WORK INSTRUCTIONS = Extract every line below that contains the word "GARCIA".

RECORDS FOR THE TASK =
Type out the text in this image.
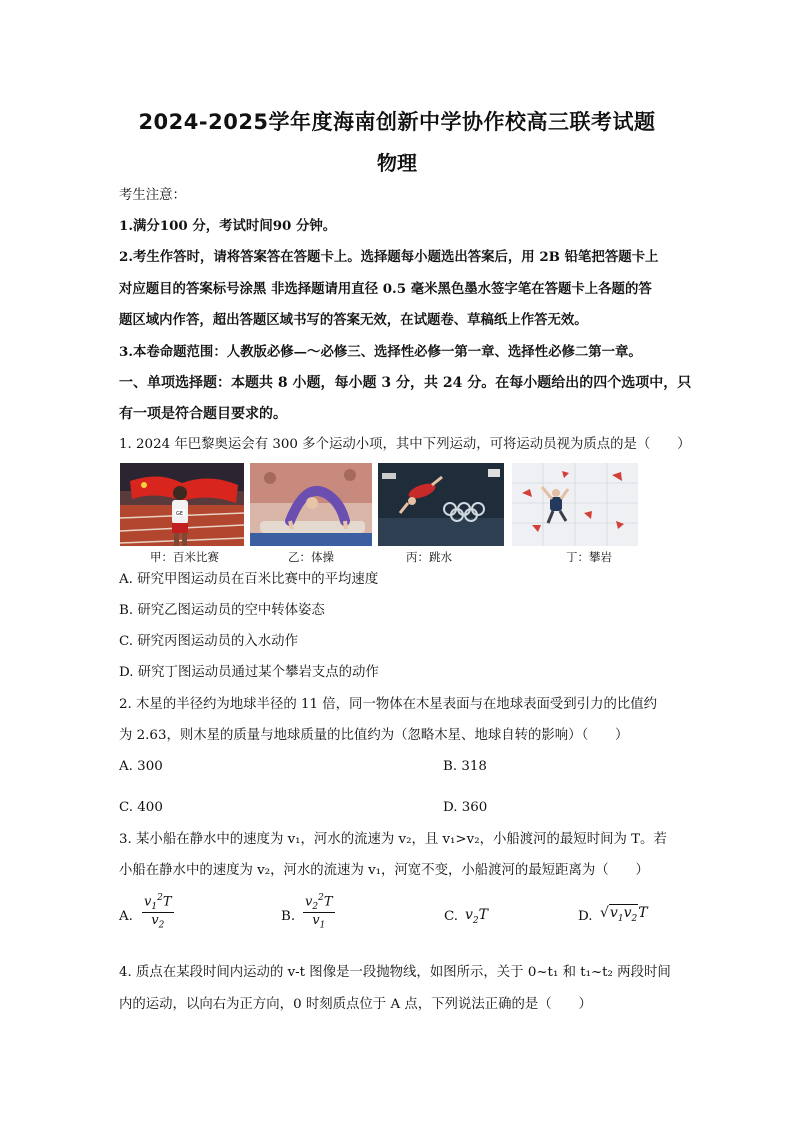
2024-2025学年度海南创新中学协作校高三联考试题
物理
考生注意：
1.满分100 分，考试时间90 分钟。
2.考生作答时，请将答案答在答题卡上。选择题每小题选出答案后，用 2B 铅笔把答题卡上
对应题目的答案标号涂黑 非选择题请用直径 0.5 毫米黑色墨水签字笔在答题卡上各题的答
题区域内作答，超出答题区域书写的答案无效，在试题卷、草稿纸上作答无效。
3.本卷命题范围：人教版必修—～必修三、选择性必修一第一章、选择性必修二第一章。
一、单项选择题：本题共 8 小题，每小题 3 分，共 24 分。在每小题给出的四个选项中，只
有一项是符合题目要求的。
1. 2024 年巴黎奥运会有 300 多个运动小项，其中下列运动，可将运动员视为质点的是（　　）
GE
甲：百米比赛	乙：体操	丙：跳水	丁：攀岩
A. 研究甲图运动员在百米比赛中的平均速度
B. 研究乙图运动员的空中转体姿态
C. 研究丙图运动员的入水动作
D. 研究丁图运动员通过某个攀岩支点的动作
2. 木星的半径约为地球半径的 11 倍，同一物体在木星表面与在地球表面受到引力的比值约
为 2.63，则木星的质量与地球质量的比值约为（忽略木星、地球自转的影响）（　　）
A. 300	B. 318
C. 400	D. 360
3. 某小船在静水中的速度为 v₁，河水的流速为 v₂，且 v₁>v₂，小船渡河的最短时间为 T。若
小船在静水中的速度为 v₂，河水的流速为 v₁，河宽不变，小船渡河的最短距离为（　　）
A. $\frac{v_1^2T}{v_2}$	B. $\frac{v_2^2T}{v_1}$	C. $v_2T$	D. $√v_1v_2T$
4. 质点在某段时间内运动的 v-t 图像是一段抛物线，如图所示，关于 0~t₁ 和 t₁~t₂ 两段时间
内的运动，以向右为正方向，0 时刻质点位于 A 点，下列说法正确的是（　　）
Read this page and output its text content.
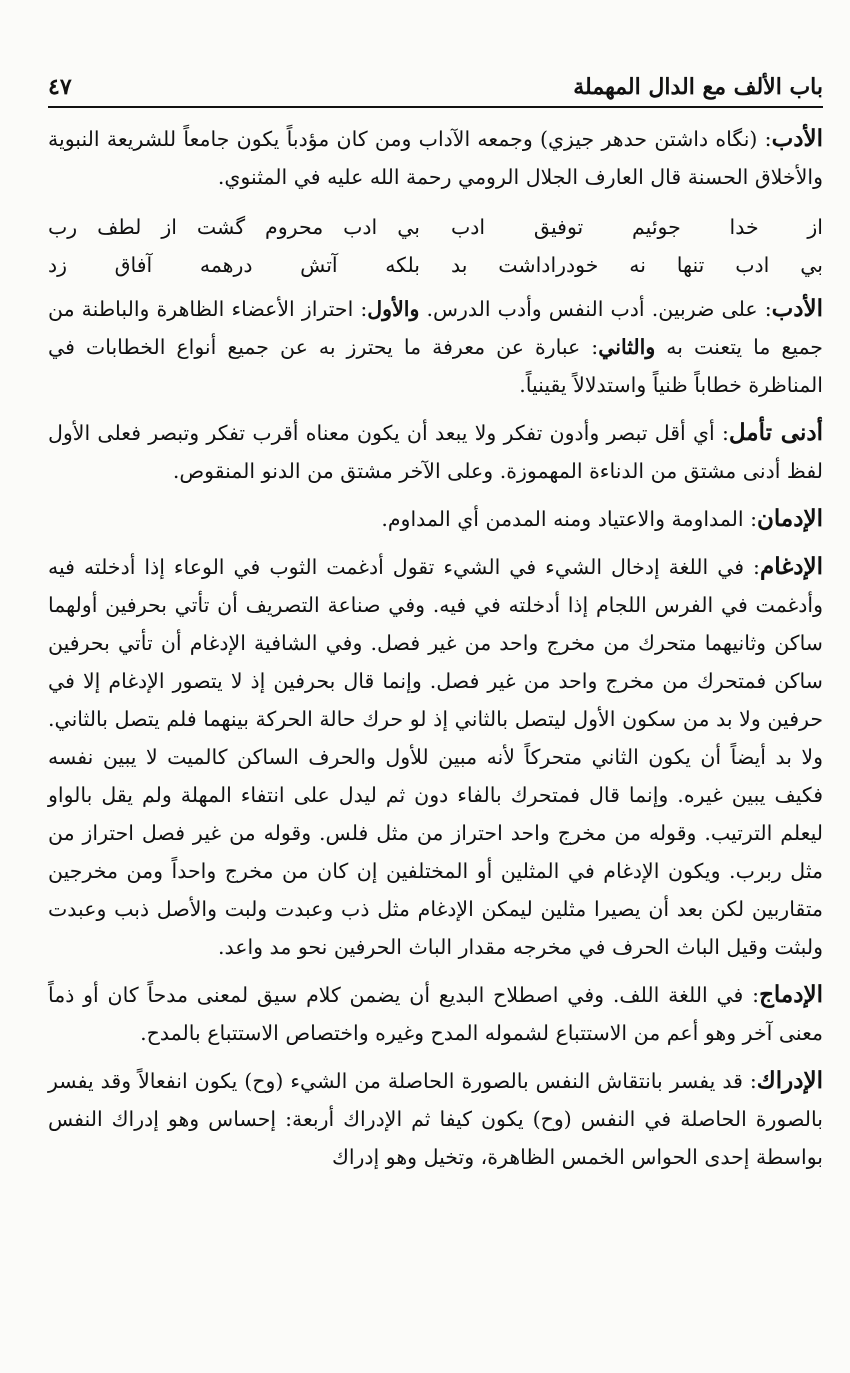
باب الألف مع الدال المهملة
٤٧

الأدب: (نگاه داشتن حدهر جيزي) وجمعه الآداب ومن كان مؤدباً يكون جامعاً للشريعة النبوية والأخلاق الحسنة قال العارف الجلال الرومي رحمة الله عليه في المثنوي.

از خدا جوئيم توفيق ادب
بي ادب محروم گشت از لطف رب
بي ادب تنها نه خودراداشت بد
بلكه آتش درهمه آفاق زد

الأدب: على ضربين. أدب النفس وأدب الدرس. والأول: احتراز الأعضاء الظاهرة والباطنة من جميع ما يتعنت به والثاني: عبارة عن معرفة ما يحترز به عن جميع أنواع الخطابات في المناظرة خطاباً ظنياً واستدلالاً يقينياً.

أدنى تأمل: أي أقل تبصر وأدون تفكر ولا يبعد أن يكون معناه أقرب تفكر وتبصر فعلى الأول لفظ أدنى مشتق من الدناءة المهموزة. وعلى الآخر مشتق من الدنو المنقوص.

الإدمان: المداومة والاعتياد ومنه المدمن أي المداوم.

الإدغام: في اللغة إدخال الشيء في الشيء تقول أدغمت الثوب في الوعاء إذا أدخلته فيه وأدغمت في الفرس اللجام إذا أدخلته في فيه. وفي صناعة التصريف أن تأتي بحرفين أولهما ساكن وثانيهما متحرك من مخرج واحد من غير فصل. وفي الشافية الإدغام أن تأتي بحرفين ساكن فمتحرك من مخرج واحد من غير فصل. وإنما قال بحرفين إذ لا يتصور الإدغام إلا في حرفين ولا بد من سكون الأول ليتصل بالثاني إذ لو حرك حالة الحركة بينهما فلم يتصل بالثاني. ولا بد أيضاً أن يكون الثاني متحركاً لأنه مبين للأول والحرف الساكن كالميت لا يبين نفسه فكيف يبين غيره. وإنما قال فمتحرك بالفاء دون ثم ليدل على انتفاء المهلة ولم يقل بالواو ليعلم الترتيب. وقوله من مخرج واحد احتراز من مثل فلس. وقوله من غير فصل احتراز من مثل ربرب. ويكون الإدغام في المثلين أو المختلفين إن كان من مخرج واحداً ومن مخرجين متقاربين لكن بعد أن يصيرا مثلين ليمكن الإدغام مثل ذب وعبدت ولبت والأصل ذبب وعبدت ولبثت وقيل الباث الحرف في مخرجه مقدار الباث الحرفين نحو مد واعد.

الإدماج: في اللغة اللف. وفي اصطلاح البديع أن يضمن كلام سيق لمعنى مدحاً كان أو ذماً معنى آخر وهو أعم من الاستتباع لشموله المدح وغيره واختصاص الاستتباع بالمدح.

الإدراك: قد يفسر بانتقاش النفس بالصورة الحاصلة من الشيء (وح) يكون انفعالاً وقد يفسر بالصورة الحاصلة في النفس (وح) يكون كيفا ثم الإدراك أربعة: إحساس وهو إدراك النفس بواسطة إحدى الحواس الخمس الظاهرة، وتخيل وهو إدراك
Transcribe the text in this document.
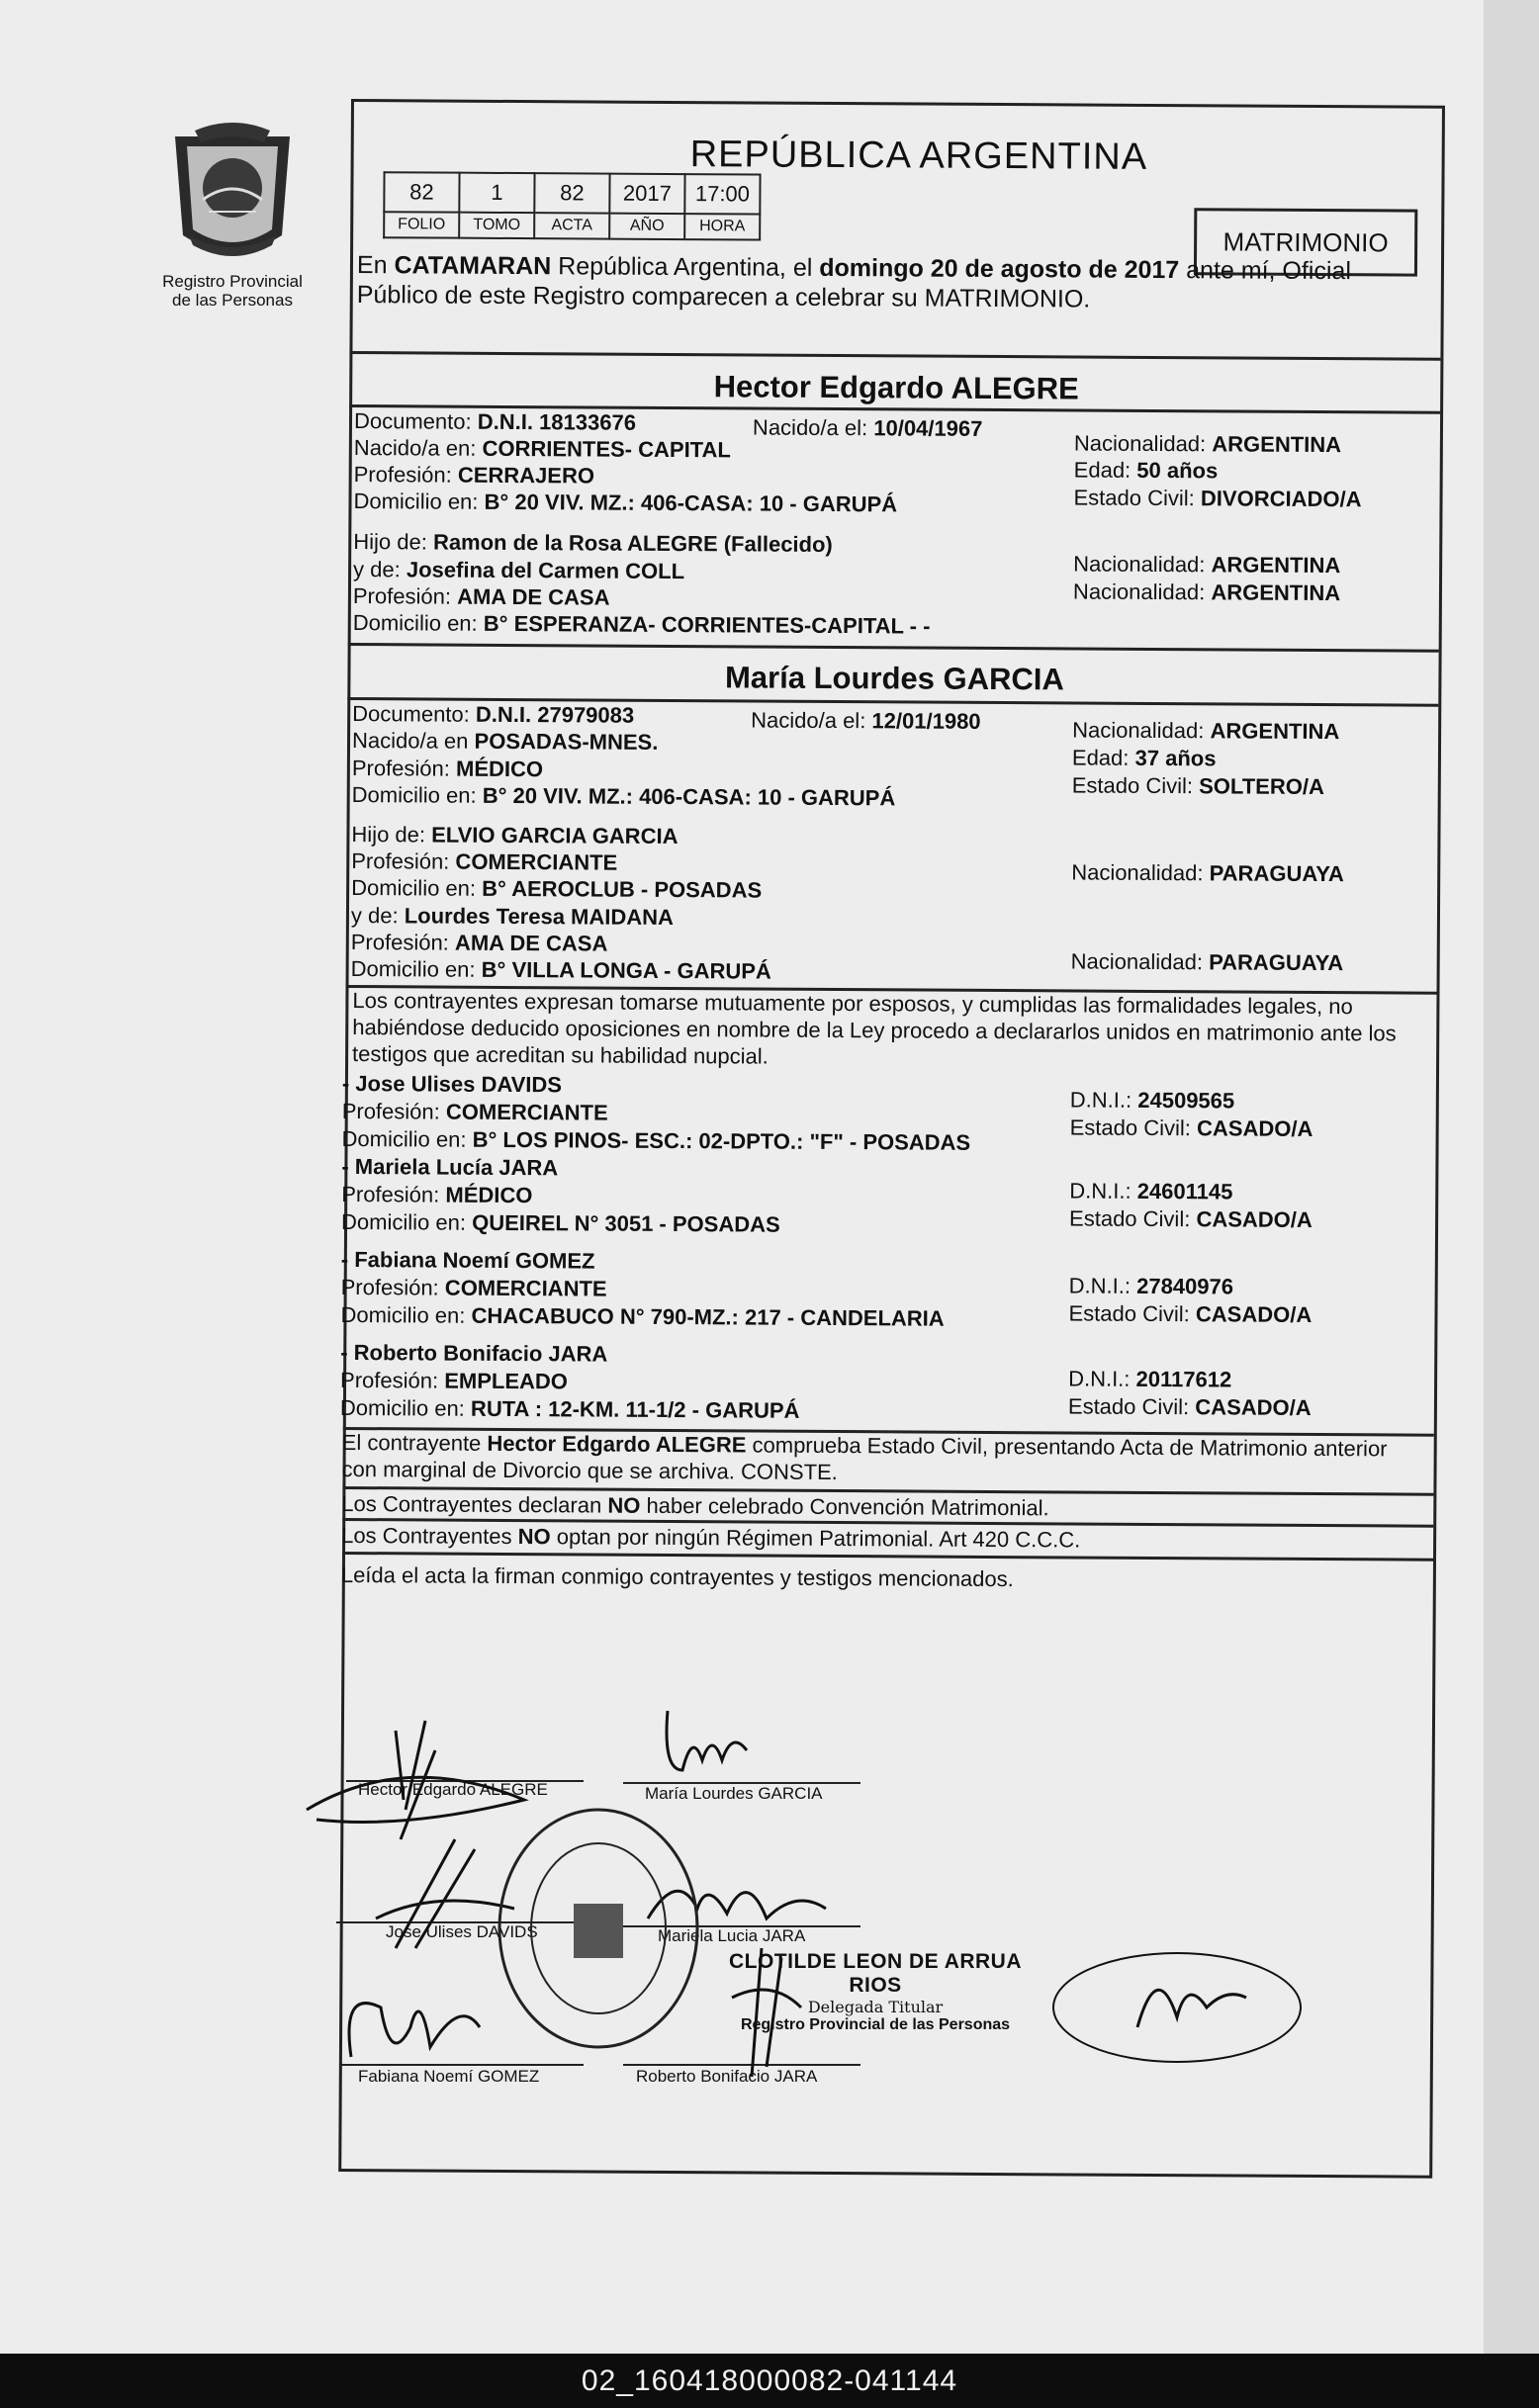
Registro Provincial
de las Personas
REPÚBLICA ARGENTINA
82	1	82	2017	17:00
FOLIO	TOMO	ACTA	AÑO	HORA
MATRIMONIO
En CATAMARAN República Argentina, el domingo 20 de agosto de 2017 ante mí, Oficial Público de este Registro comparecen a celebrar su MATRIMONIO.
Hector Edgardo ALEGRE
Documento: D.N.I. 18133676	Nacido/a el: 10/04/1967
Nacido/a en: CORRIENTES- CAPITAL
Profesión: CERRAJERO
Domicilio en: B° 20 VIV. MZ.: 406-CASA: 10 - GARUPÁ
Nacionalidad: ARGENTINA
Edad: 50 años
Estado Civil: DIVORCIADO/A
Hijo de: Ramon de la Rosa ALEGRE (Fallecido)
y de: Josefina del Carmen COLL
Profesión: AMA DE CASA
Domicilio en: B° ESPERANZA- CORRIENTES-CAPITAL - -
Nacionalidad: ARGENTINA
Nacionalidad: ARGENTINA
María Lourdes GARCIA
Documento: D.N.I. 27979083	Nacido/a el: 12/01/1980
Nacido/a en POSADAS-MNES.
Profesión: MÉDICO
Domicilio en: B° 20 VIV. MZ.: 406-CASA: 10 - GARUPÁ
Nacionalidad: ARGENTINA
Edad: 37 años
Estado Civil: SOLTERO/A
Hijo de: ELVIO GARCIA GARCIA
Profesión: COMERCIANTE
Domicilio en: B° AEROCLUB - POSADAS
y de: Lourdes Teresa MAIDANA
Profesión: AMA DE CASA
Domicilio en: B° VILLA LONGA - GARUPÁ
Nacionalidad: PARAGUAYA
Nacionalidad: PARAGUAYA
Los contrayentes expresan tomarse mutuamente por esposos, y cumplidas las formalidades legales, no habiéndose deducido oposiciones en nombre de la Ley procedo a declararlos unidos en matrimonio ante los testigos que acreditan su habilidad nupcial.
- Jose Ulises DAVIDS
Profesión: COMERCIANTE
Domicilio en: B° LOS PINOS- ESC.: 02-DPTO.: "F" - POSADAS
D.N.I.: 24509565
Estado Civil: CASADO/A
- Mariela Lucía JARA
Profesión: MÉDICO
Domicilio en: QUEIREL N° 3051 - POSADAS
D.N.I.: 24601145
Estado Civil: CASADO/A
- Fabiana Noemí GOMEZ
Profesión: COMERCIANTE
Domicilio en: CHACABUCO N° 790-MZ.: 217 - CANDELARIA
D.N.I.: 27840976
Estado Civil: CASADO/A
- Roberto Bonifacio JARA
Profesión: EMPLEADO
Domicilio en: RUTA : 12-KM. 11-1/2 - GARUPÁ
D.N.I.: 20117612
Estado Civil: CASADO/A
El contrayente Hector Edgardo ALEGRE comprueba Estado Civil, presentando Acta de Matrimonio anterior con marginal de Divorcio que se archiva. CONSTE.
Los Contrayentes declaran NO haber celebrado Convención Matrimonial.
Los Contrayentes NO optan por ningún Régimen Patrimonial. Art 420 C.C.C.
Leída el acta la firman conmigo contrayentes y testigos mencionados.
Hector Edgardo ALEGRE	María Lourdes GARCIA
Jose Ulises DAVIDS	Mariela Lucia JARA
Fabiana Noemí GOMEZ	Roberto Bonifacio JARA
CLOTILDE LEON DE ARRUA RIOS
Delegada Titular
Registro Provincial de las Personas
02_160418000082-041144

EXPECTED ANSWER =
María Lourdes GARCIA
Hijo de: ELVIO GARCIA GARCIA
Hector Edgardo ALEGRE	María Lourdes GARCIA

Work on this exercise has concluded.